BRIEF:
Select, from the data, each line where "this" occurs.
>>>
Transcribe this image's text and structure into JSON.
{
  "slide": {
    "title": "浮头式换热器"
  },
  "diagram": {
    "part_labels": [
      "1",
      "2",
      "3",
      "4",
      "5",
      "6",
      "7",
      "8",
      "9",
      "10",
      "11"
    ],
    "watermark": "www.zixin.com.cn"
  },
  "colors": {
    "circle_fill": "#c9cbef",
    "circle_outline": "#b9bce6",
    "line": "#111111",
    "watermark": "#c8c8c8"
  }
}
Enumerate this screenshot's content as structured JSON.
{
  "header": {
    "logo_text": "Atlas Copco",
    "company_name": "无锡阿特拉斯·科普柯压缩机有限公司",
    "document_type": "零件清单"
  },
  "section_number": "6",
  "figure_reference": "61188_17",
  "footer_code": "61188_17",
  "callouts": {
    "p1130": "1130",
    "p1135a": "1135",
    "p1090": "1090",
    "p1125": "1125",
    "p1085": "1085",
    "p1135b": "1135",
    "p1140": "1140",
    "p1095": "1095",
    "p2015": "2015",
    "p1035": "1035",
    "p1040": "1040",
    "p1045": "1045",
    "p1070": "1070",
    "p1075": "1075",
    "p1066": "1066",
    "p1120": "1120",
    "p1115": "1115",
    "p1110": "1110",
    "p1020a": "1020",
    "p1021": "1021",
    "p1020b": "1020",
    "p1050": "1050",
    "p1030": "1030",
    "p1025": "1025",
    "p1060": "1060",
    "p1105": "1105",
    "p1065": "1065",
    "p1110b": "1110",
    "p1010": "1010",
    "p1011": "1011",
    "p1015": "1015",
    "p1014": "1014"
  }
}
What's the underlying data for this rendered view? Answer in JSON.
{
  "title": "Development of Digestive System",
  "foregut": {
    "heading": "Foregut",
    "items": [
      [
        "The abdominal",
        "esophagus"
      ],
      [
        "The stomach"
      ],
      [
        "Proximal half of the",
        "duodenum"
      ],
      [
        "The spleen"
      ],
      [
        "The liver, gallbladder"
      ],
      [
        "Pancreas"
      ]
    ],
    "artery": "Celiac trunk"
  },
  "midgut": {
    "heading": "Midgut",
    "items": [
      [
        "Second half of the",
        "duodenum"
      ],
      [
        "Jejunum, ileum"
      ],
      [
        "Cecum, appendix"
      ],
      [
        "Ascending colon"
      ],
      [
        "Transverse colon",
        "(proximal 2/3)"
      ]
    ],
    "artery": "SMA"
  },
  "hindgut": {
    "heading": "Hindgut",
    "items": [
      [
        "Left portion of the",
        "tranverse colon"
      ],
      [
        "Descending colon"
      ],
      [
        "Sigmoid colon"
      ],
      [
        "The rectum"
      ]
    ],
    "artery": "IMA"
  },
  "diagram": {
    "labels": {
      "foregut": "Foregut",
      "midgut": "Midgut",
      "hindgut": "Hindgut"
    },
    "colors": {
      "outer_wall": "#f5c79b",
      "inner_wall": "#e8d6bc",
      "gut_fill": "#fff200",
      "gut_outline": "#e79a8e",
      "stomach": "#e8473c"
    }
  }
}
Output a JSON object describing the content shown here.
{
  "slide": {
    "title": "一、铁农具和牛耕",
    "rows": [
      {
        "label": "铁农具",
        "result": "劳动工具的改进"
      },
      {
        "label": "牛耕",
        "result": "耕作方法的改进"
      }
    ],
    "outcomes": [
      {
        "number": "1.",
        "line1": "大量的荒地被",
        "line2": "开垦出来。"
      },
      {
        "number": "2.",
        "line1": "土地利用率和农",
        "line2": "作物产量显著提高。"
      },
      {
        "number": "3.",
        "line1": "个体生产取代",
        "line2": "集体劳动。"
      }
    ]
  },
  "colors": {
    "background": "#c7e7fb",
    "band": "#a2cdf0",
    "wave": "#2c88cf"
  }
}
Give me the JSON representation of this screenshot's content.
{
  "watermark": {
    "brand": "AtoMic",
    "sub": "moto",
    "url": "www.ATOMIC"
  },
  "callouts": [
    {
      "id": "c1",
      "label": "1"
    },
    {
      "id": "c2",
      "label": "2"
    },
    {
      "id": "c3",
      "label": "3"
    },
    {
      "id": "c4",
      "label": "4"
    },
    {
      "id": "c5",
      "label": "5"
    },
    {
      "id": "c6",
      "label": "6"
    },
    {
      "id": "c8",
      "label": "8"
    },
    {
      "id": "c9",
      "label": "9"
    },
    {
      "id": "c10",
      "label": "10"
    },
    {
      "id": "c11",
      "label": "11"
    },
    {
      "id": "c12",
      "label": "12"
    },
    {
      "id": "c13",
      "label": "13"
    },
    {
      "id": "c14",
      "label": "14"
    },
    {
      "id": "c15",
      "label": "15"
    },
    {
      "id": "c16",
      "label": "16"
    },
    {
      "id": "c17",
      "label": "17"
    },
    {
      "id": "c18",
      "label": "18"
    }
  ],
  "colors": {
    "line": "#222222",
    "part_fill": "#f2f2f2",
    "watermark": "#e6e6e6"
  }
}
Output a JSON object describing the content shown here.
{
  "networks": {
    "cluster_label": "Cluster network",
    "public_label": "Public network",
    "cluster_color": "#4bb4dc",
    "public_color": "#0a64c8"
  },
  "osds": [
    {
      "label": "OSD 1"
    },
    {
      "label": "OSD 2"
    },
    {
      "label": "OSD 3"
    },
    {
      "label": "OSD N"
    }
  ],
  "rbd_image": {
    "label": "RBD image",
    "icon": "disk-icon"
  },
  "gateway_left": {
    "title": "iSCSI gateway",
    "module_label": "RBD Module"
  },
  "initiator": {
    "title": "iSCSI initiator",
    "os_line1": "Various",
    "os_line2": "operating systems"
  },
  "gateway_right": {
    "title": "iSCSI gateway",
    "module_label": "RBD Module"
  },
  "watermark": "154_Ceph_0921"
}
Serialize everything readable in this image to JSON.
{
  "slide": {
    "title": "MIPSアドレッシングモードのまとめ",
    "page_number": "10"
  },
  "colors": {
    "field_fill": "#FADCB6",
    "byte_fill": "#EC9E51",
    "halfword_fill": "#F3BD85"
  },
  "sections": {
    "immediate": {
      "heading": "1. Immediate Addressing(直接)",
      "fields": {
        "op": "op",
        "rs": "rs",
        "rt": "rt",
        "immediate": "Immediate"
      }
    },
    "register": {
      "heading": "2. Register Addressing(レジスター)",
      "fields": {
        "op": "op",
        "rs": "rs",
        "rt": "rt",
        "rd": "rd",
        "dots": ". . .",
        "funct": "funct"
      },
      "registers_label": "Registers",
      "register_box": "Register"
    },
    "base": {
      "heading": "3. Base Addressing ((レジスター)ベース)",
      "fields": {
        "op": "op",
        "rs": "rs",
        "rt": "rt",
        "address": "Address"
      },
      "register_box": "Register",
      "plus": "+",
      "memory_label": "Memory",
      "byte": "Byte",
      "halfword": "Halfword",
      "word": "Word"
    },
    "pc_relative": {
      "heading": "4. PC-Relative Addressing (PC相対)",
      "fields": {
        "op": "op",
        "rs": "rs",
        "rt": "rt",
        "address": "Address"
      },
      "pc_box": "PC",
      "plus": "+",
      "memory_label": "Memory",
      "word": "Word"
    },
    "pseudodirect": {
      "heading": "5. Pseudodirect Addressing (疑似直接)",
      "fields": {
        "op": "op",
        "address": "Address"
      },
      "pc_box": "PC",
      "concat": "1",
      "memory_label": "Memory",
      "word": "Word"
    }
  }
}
<<<
SOLUTION TO THE PROBLEM:
Transcribe this image's text and structure into JSON.
Enumerate this screenshot's content as structured JSON.
What's the underlying data for this rendered view? Answer in JSON.
Give me the JSON representation of this screenshot's content.
Serialize everything readable in this image to JSON.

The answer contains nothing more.